[THE DATA]:
------------------------------

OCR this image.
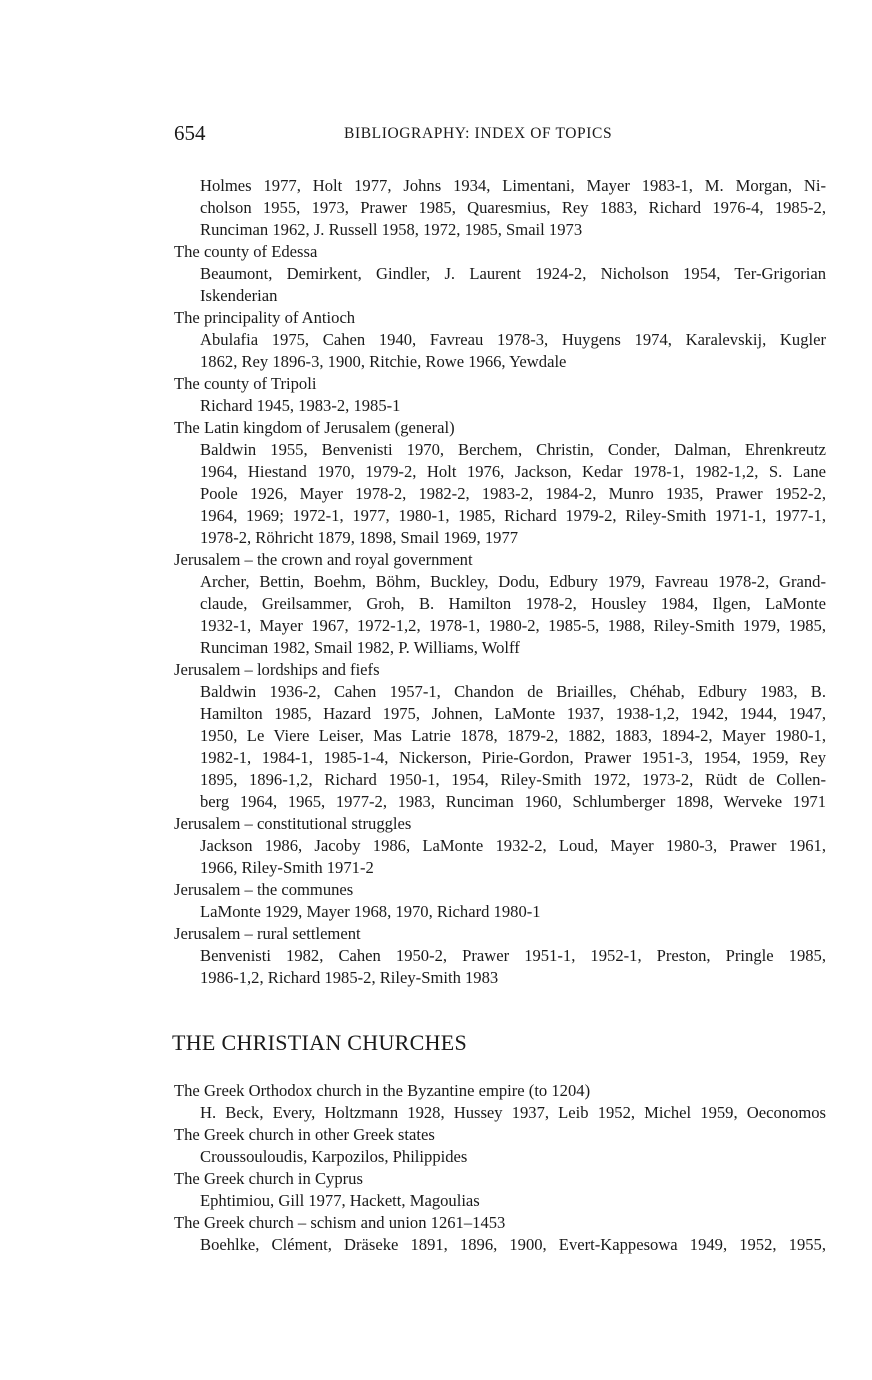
654	BIBLIOGRAPHY: INDEX OF TOPICS
Holmes 1977, Holt 1977, Johns 1934, Limentani, Mayer 1983-1, M. Morgan, Ni-
cholson 1955, 1973, Prawer 1985, Quaresmius, Rey 1883, Richard 1976-4, 1985-2,
Runciman 1962, J. Russell 1958, 1972, 1985, Smail 1973
The county of Edessa
Beaumont, Demirkent, Gindler, J. Laurent 1924-2, Nicholson 1954, Ter-Grigorian
Iskenderian
The principality of Antioch
Abulafia 1975, Cahen 1940, Favreau 1978-3, Huygens 1974, Karalevskij, Kugler
1862, Rey 1896-3, 1900, Ritchie, Rowe 1966, Yewdale
The county of Tripoli
Richard 1945, 1983-2, 1985-1
The Latin kingdom of Jerusalem (general)
Baldwin 1955, Benvenisti 1970, Berchem, Christin, Conder, Dalman, Ehrenkreutz
1964, Hiestand 1970, 1979-2, Holt 1976, Jackson, Kedar 1978-1, 1982-1,2, S. Lane
Poole 1926, Mayer 1978-2, 1982-2, 1983-2, 1984-2, Munro 1935, Prawer 1952-2,
1964, 1969; 1972-1, 1977, 1980-1, 1985, Richard 1979-2, Riley-Smith 1971-1, 1977-1,
1978-2, Röhricht 1879, 1898, Smail 1969, 1977
Jerusalem – the crown and royal government
Archer, Bettin, Boehm, Böhm, Buckley, Dodu, Edbury 1979, Favreau 1978-2, Grand-
claude, Greilsammer, Groh, B. Hamilton 1978-2, Housley 1984, Ilgen, LaMonte
1932-1, Mayer 1967, 1972-1,2, 1978-1, 1980-2, 1985-5, 1988, Riley-Smith 1979, 1985,
Runciman 1982, Smail 1982, P. Williams, Wolff
Jerusalem – lordships and fiefs
Baldwin 1936-2, Cahen 1957-1, Chandon de Briailles, Chéhab, Edbury 1983, B.
Hamilton 1985, Hazard 1975, Johnen, LaMonte 1937, 1938-1,2, 1942, 1944, 1947,
1950, Le Viere Leiser, Mas Latrie 1878, 1879-2, 1882, 1883, 1894-2, Mayer 1980-1,
1982-1, 1984-1, 1985-1-4, Nickerson, Pirie-Gordon, Prawer 1951-3, 1954, 1959, Rey
1895, 1896-1,2, Richard 1950-1, 1954, Riley-Smith 1972, 1973-2, Rüdt de Collen-
berg 1964, 1965, 1977-2, 1983, Runciman 1960, Schlumberger 1898, Werveke 1971
Jerusalem – constitutional struggles
Jackson 1986, Jacoby 1986, LaMonte 1932-2, Loud, Mayer 1980-3, Prawer 1961,
1966, Riley-Smith 1971-2
Jerusalem – the communes
LaMonte 1929, Mayer 1968, 1970, Richard 1980-1
Jerusalem – rural settlement
Benvenisti 1982, Cahen 1950-2, Prawer 1951-1, 1952-1, Preston, Pringle 1985,
1986-1,2, Richard 1985-2, Riley-Smith 1983
THE CHRISTIAN CHURCHES
The Greek Orthodox church in the Byzantine empire (to 1204)
H. Beck, Every, Holtzmann 1928, Hussey 1937, Leib 1952, Michel 1959, Oeconomos
The Greek church in other Greek states
Croussouloudis, Karpozilos, Philippides
The Greek church in Cyprus
Ephtimiou, Gill 1977, Hackett, Magoulias
The Greek church – schism and union 1261–1453
Boehlke, Clément, Dräseke 1891, 1896, 1900, Evert-Kappesowa 1949, 1952, 1955,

------------------------------

[EXERCISE DIRECTIONS]: All lines that include "Baldwin" are to be gathered and copied.

[RIGHT ANSWER]:
Baldwin 1955, Benvenisti 1970, Berchem, Christin, Conder, Dalman, Ehrenkreutz
Baldwin 1936-2, Cahen 1957-1, Chandon de Briailles, Chéhab, Edbury 1983, B.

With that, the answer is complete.